### Dataset records
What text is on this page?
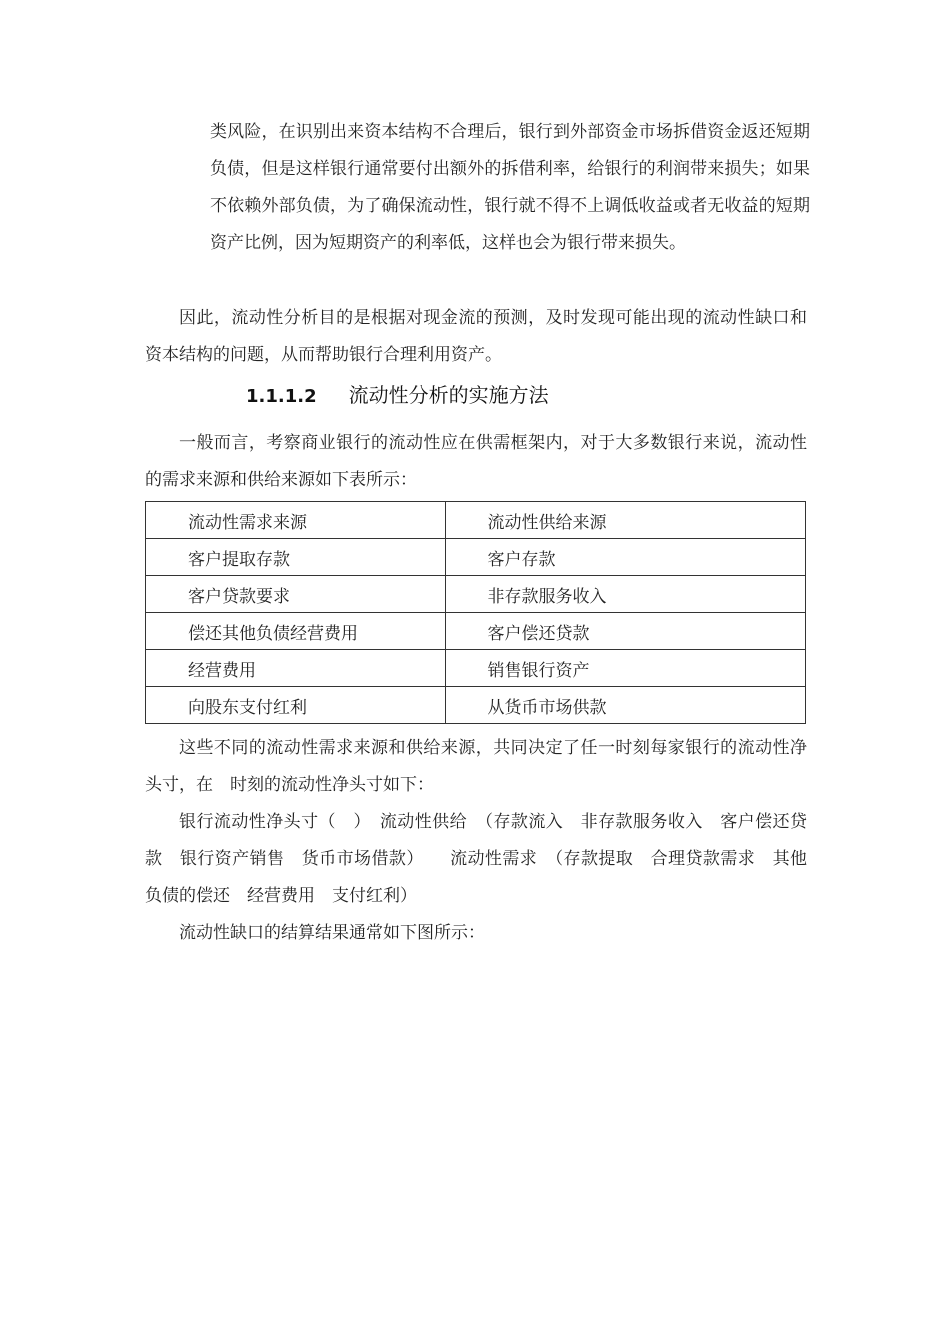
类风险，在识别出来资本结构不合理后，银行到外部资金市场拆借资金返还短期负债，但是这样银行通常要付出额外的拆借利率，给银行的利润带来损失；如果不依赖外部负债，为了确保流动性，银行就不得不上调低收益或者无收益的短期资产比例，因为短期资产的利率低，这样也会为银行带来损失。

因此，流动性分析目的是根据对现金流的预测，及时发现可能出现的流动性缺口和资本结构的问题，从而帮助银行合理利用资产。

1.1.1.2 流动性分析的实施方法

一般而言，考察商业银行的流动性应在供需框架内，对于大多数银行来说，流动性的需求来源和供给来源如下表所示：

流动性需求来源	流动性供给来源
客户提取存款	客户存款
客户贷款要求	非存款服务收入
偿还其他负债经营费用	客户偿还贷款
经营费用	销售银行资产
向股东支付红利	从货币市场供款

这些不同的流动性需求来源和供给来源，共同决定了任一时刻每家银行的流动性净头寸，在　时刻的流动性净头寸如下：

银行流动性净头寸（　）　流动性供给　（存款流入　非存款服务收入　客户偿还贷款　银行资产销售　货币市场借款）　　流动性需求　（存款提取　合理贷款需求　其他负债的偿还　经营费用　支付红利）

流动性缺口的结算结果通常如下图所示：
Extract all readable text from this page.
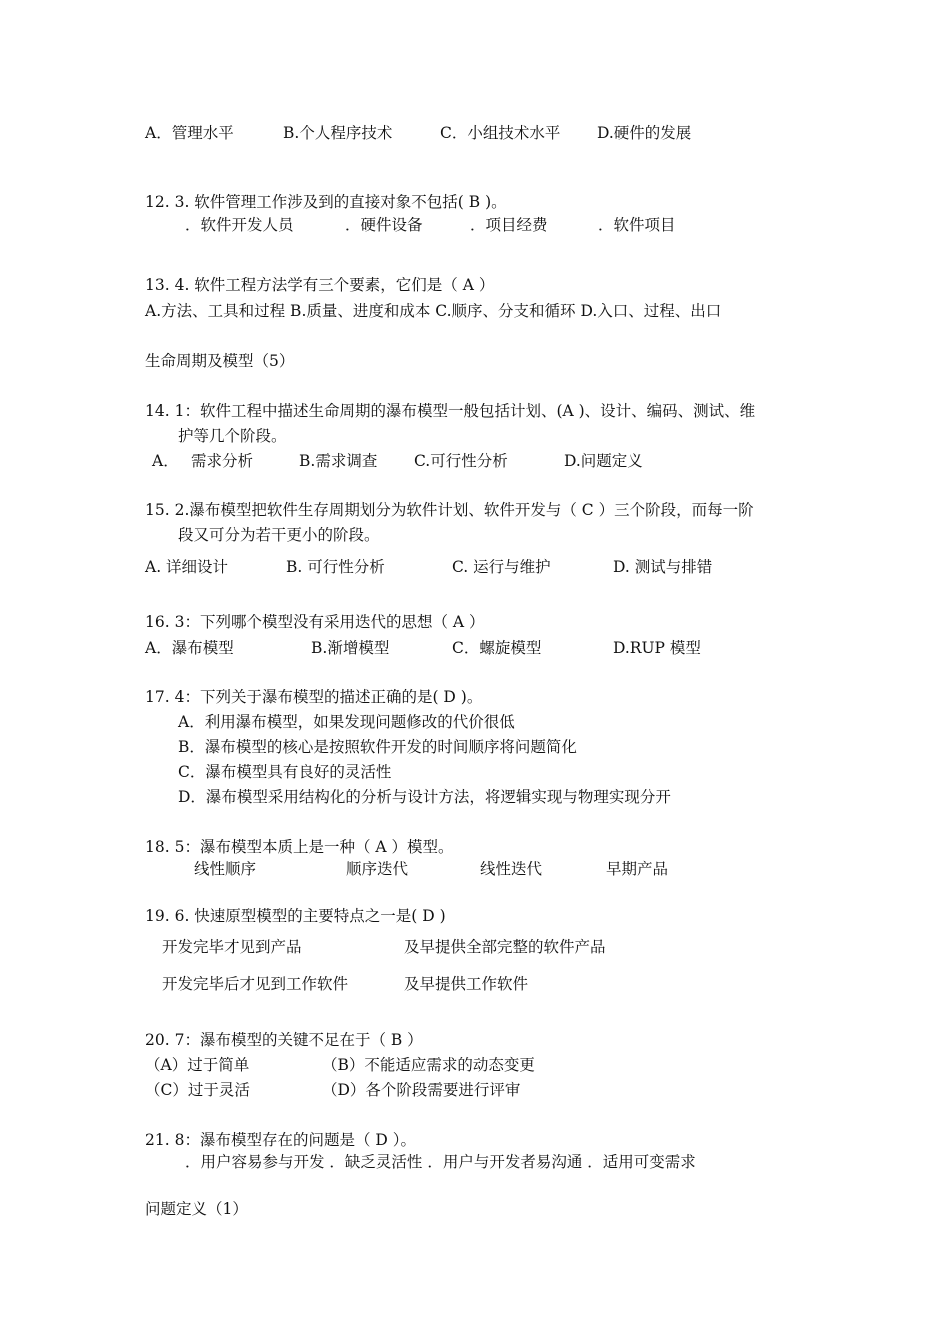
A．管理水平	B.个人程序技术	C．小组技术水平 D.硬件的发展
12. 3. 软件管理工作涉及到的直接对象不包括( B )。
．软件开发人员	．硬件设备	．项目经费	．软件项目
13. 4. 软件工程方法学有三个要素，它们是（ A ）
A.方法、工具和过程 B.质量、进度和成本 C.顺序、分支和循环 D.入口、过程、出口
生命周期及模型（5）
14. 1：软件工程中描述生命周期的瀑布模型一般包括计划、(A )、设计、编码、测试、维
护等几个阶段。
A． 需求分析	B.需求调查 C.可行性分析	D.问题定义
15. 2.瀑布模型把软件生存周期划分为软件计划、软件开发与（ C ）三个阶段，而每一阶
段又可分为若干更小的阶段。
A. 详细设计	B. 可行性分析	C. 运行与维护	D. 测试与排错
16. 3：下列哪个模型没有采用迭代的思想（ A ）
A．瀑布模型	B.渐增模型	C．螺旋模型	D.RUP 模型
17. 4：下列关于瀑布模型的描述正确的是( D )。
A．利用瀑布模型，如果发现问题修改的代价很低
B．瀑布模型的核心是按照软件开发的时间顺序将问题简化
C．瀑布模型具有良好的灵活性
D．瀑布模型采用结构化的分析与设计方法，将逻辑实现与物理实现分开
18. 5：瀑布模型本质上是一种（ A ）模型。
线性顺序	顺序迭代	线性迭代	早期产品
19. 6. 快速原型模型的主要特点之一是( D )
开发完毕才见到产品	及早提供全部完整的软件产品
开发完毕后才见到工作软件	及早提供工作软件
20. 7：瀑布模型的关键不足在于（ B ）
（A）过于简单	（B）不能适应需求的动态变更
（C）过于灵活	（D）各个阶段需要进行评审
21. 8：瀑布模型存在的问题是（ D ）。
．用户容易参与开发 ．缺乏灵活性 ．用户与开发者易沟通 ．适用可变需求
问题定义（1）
######
### Dataset records
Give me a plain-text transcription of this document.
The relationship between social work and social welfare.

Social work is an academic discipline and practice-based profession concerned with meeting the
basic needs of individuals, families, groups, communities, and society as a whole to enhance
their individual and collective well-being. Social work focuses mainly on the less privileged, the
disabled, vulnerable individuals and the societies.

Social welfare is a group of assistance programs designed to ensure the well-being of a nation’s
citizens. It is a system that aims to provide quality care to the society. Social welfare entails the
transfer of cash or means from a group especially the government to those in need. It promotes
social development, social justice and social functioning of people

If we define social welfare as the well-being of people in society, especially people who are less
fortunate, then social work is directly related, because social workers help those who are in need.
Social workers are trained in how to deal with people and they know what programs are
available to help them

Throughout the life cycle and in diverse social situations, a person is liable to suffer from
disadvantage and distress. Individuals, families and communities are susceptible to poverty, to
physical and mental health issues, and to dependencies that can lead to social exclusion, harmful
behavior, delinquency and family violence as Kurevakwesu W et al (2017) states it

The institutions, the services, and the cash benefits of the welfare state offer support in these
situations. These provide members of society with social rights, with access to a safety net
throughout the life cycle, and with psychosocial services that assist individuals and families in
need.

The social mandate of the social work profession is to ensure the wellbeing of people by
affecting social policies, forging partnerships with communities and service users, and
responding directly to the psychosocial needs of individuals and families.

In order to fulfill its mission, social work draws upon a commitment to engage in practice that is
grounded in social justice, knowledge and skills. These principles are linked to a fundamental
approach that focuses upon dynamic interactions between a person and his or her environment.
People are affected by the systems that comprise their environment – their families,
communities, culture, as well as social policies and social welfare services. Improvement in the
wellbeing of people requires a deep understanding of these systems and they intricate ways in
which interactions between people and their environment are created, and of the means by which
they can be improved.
######
### Dataset records
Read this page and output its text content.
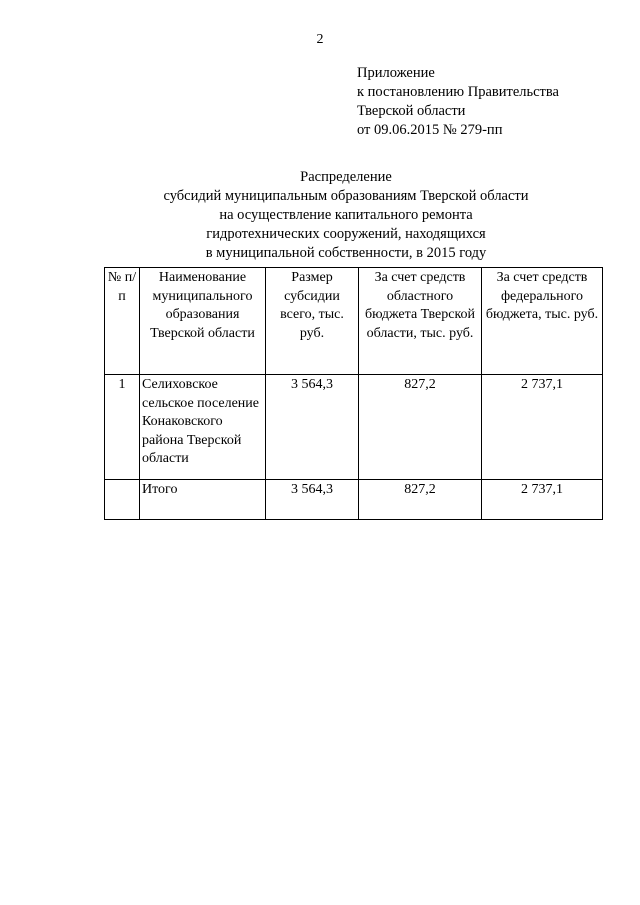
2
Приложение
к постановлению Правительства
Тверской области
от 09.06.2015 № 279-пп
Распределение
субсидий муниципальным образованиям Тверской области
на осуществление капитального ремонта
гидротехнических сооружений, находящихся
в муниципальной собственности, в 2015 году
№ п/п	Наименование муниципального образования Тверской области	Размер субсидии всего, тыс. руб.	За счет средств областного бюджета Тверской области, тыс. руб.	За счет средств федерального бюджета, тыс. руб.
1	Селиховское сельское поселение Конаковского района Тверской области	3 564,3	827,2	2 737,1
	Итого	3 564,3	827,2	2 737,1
######
Problem requirements => Copy all lines above containing the string "situations".

Full response =>
Throughout the life cycle and in diverse social situations, a person is liable to suffer from
situations. These provide members of society with social rights, with access to a safety net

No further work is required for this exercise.